Every line must be returned precisely as it is written.

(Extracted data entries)
— START —

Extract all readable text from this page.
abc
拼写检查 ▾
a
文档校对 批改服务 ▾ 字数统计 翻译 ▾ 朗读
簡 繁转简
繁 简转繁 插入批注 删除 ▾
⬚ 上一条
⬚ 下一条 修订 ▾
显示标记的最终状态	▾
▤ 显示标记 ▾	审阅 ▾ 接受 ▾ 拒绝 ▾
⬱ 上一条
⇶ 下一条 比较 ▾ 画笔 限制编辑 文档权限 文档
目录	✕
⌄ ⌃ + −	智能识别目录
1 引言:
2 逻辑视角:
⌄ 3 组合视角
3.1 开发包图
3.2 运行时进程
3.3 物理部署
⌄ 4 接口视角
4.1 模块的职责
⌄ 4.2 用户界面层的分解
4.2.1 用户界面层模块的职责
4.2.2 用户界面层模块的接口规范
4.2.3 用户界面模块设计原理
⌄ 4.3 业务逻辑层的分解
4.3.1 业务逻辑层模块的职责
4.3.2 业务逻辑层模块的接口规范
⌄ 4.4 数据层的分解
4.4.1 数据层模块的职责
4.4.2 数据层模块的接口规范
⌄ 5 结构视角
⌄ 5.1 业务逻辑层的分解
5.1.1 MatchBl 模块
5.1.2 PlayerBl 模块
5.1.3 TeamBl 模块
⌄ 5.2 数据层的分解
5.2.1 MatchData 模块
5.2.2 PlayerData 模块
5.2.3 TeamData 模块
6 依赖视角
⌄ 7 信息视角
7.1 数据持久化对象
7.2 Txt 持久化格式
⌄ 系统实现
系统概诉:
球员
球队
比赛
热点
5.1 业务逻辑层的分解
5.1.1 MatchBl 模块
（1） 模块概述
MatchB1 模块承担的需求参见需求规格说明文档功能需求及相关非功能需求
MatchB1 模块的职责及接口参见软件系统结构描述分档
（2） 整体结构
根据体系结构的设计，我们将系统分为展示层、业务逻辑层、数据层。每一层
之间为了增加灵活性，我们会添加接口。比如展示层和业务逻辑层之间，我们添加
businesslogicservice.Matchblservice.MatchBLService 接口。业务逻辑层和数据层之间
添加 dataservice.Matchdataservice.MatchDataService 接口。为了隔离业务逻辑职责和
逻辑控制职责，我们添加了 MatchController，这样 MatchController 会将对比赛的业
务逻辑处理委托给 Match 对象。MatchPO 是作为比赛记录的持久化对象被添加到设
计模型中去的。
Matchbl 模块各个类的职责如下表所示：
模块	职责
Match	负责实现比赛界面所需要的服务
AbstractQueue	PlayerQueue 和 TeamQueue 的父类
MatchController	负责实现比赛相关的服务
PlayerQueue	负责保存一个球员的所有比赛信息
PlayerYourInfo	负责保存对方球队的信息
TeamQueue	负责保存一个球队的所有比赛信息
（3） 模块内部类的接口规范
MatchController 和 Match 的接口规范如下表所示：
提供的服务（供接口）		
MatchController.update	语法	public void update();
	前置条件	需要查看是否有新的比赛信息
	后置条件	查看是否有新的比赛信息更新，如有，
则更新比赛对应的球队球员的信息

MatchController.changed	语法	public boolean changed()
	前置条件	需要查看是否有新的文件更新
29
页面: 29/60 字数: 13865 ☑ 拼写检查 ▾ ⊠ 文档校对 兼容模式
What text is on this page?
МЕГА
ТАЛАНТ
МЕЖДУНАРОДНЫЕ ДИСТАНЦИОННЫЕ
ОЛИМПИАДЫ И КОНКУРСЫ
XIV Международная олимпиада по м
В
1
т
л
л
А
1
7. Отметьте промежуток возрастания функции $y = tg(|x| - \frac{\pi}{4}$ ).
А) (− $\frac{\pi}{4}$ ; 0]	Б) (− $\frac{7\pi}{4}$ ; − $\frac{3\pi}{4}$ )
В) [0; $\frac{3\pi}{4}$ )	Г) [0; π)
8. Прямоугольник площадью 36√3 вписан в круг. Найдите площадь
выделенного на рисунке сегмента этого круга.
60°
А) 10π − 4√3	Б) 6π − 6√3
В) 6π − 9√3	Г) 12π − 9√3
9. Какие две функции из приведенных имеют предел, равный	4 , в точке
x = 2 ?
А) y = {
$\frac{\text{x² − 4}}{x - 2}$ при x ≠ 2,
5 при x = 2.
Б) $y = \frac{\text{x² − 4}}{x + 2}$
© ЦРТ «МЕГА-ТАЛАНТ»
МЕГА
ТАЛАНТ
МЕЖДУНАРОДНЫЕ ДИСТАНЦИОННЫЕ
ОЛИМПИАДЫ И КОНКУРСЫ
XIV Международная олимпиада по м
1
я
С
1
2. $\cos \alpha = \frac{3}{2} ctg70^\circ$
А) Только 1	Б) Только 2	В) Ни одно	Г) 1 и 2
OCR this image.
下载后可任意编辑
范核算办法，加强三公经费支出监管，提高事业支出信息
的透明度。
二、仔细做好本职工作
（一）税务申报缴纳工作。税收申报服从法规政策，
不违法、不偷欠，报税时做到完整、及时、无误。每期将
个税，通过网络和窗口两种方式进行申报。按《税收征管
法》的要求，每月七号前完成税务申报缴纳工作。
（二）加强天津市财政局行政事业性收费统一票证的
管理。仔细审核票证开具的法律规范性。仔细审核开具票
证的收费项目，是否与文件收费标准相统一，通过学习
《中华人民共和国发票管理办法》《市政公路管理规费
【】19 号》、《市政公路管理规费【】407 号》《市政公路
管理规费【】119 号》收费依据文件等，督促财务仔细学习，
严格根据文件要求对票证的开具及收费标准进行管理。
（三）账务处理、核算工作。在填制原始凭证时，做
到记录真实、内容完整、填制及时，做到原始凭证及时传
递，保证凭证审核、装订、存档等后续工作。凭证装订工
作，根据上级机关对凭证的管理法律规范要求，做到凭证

— END —

* _Complete response_:
Extract all readable text from this page.
abc
拼写检查 ▾
a
文档校对 批改服务 ▾ 字数统计 翻译 ▾ 朗读
簡 繁转简
繁 简转繁 插入批注 删除 ▾
⬚ 上一条
⬚ 下一条 修订 ▾
显示标记的最终状态	▾
▤ 显示标记 ▾	审阅 ▾ 接受 ▾ 拒绝 ▾
⬱ 上一条
⇶ 下一条 比较 ▾ 画笔 限制编辑 文档权限 文档
目录	✕
⌄ ⌃ + −	智能识别目录
1 引言:
2 逻辑视角:
⌄ 3 组合视角
3.1 开发包图
3.2 运行时进程
3.3 物理部署
⌄ 4 接口视角
4.1 模块的职责
⌄ 4.2 用户界面层的分解
4.2.1 用户界面层模块的职责
4.2.2 用户界面层模块的接口规范
4.2.3 用户界面模块设计原理
⌄ 4.3 业务逻辑层的分解
4.3.1 业务逻辑层模块的职责
4.3.2 业务逻辑层模块的接口规范
⌄ 4.4 数据层的分解
4.4.1 数据层模块的职责
4.4.2 数据层模块的接口规范
⌄ 5 结构视角
⌄ 5.1 业务逻辑层的分解
5.1.1 MatchBl 模块
5.1.2 PlayerBl 模块
5.1.3 TeamBl 模块
⌄ 5.2 数据层的分解
5.2.1 MatchData 模块
5.2.2 PlayerData 模块
5.2.3 TeamData 模块
6 依赖视角
⌄ 7 信息视角
7.1 数据持久化对象
7.2 Txt 持久化格式
⌄ 系统实现
系统概诉:
球员
球队
比赛
热点
5.1 业务逻辑层的分解
5.1.1 MatchBl 模块
（1） 模块概述
MatchB1 模块承担的需求参见需求规格说明文档功能需求及相关非功能需求
MatchB1 模块的职责及接口参见软件系统结构描述分档
（2） 整体结构
根据体系结构的设计，我们将系统分为展示层、业务逻辑层、数据层。每一层
之间为了增加灵活性，我们会添加接口。比如展示层和业务逻辑层之间，我们添加
businesslogicservice.Matchblservice.MatchBLService 接口。业务逻辑层和数据层之间
添加 dataservice.Matchdataservice.MatchDataService 接口。为了隔离业务逻辑职责和
逻辑控制职责，我们添加了 MatchController，这样 MatchController 会将对比赛的业
务逻辑处理委托给 Match 对象。MatchPO 是作为比赛记录的持久化对象被添加到设
计模型中去的。
Matchbl 模块各个类的职责如下表所示：
模块	职责
Match	负责实现比赛界面所需要的服务
AbstractQueue	PlayerQueue 和 TeamQueue 的父类
MatchController	负责实现比赛相关的服务
PlayerQueue	负责保存一个球员的所有比赛信息
PlayerYourInfo	负责保存对方球队的信息
TeamQueue	负责保存一个球队的所有比赛信息
（3） 模块内部类的接口规范
MatchController 和 Match 的接口规范如下表所示：
提供的服务（供接口）		
MatchController.update	语法	public void update();
	前置条件	需要查看是否有新的比赛信息
	后置条件	查看是否有新的比赛信息更新，如有，
则更新比赛对应的球队球员的信息

MatchController.changed	语法	public boolean changed()
	前置条件	需要查看是否有新的文件更新
29
页面: 29/60 字数: 13865 ☑ 拼写检查 ▾ ⊠ 文档校对 兼容模式
What text is on this page?
МЕГА
ТАЛАНТ
МЕЖДУНАРОДНЫЕ ДИСТАНЦИОННЫЕ
ОЛИМПИАДЫ И КОНКУРСЫ
XIV Международная олимпиада по м
В
1
т
л
л
А
1
7. Отметьте промежуток возрастания функции $y = tg(|x| - \frac{\pi}{4}$ ).
А) (− $\frac{\pi}{4}$ ; 0]	Б) (− $\frac{7\pi}{4}$ ; − $\frac{3\pi}{4}$ )
В) [0; $\frac{3\pi}{4}$ )	Г) [0; π)
8. Прямоугольник площадью 36√3 вписан в круг. Найдите площадь
выделенного на рисунке сегмента этого круга.
60°
А) 10π − 4√3	Б) 6π − 6√3
В) 6π − 9√3	Г) 12π − 9√3
9. Какие две функции из приведенных имеют предел, равный	4 , в точке
x = 2 ?
А) y = {
$\frac{\text{x² − 4}}{x - 2}$ при x ≠ 2,
5 при x = 2.
Б) $y = \frac{\text{x² − 4}}{x + 2}$
© ЦРТ «МЕГА-ТАЛАНТ»
МЕГА
ТАЛАНТ
МЕЖДУНАРОДНЫЕ ДИСТАНЦИОННЫЕ
ОЛИМПИАДЫ И КОНКУРСЫ
XIV Международная олимпиада по м
1
я
С
1
2. $\cos \alpha = \frac{3}{2} ctg70^\circ$
А) Только 1	Б) Только 2	В) Ни одно	Г) 1 и 2
OCR this image.
下载后可任意编辑
范核算办法，加强三公经费支出监管，提高事业支出信息
的透明度。
二、仔细做好本职工作
（一）税务申报缴纳工作。税收申报服从法规政策，
不违法、不偷欠，报税时做到完整、及时、无误。每期将
个税，通过网络和窗口两种方式进行申报。按《税收征管
法》的要求，每月七号前完成税务申报缴纳工作。
（二）加强天津市财政局行政事业性收费统一票证的
管理。仔细审核票证开具的法律规范性。仔细审核开具票
证的收费项目，是否与文件收费标准相统一，通过学习
《中华人民共和国发票管理办法》《市政公路管理规费
【】19 号》、《市政公路管理规费【】407 号》《市政公路
管理规费【】119 号》收费依据文件等，督促财务仔细学习，
严格根据文件要求对票证的开具及收费标准进行管理。
（三）账务处理、核算工作。在填制原始凭证时，做
到记录真实、内容完整、填制及时，做到原始凭证及时传
递，保证凭证审核、装订、存档等后续工作。凭证装订工
作，根据上级机关对凭证的管理法律规范要求，做到凭证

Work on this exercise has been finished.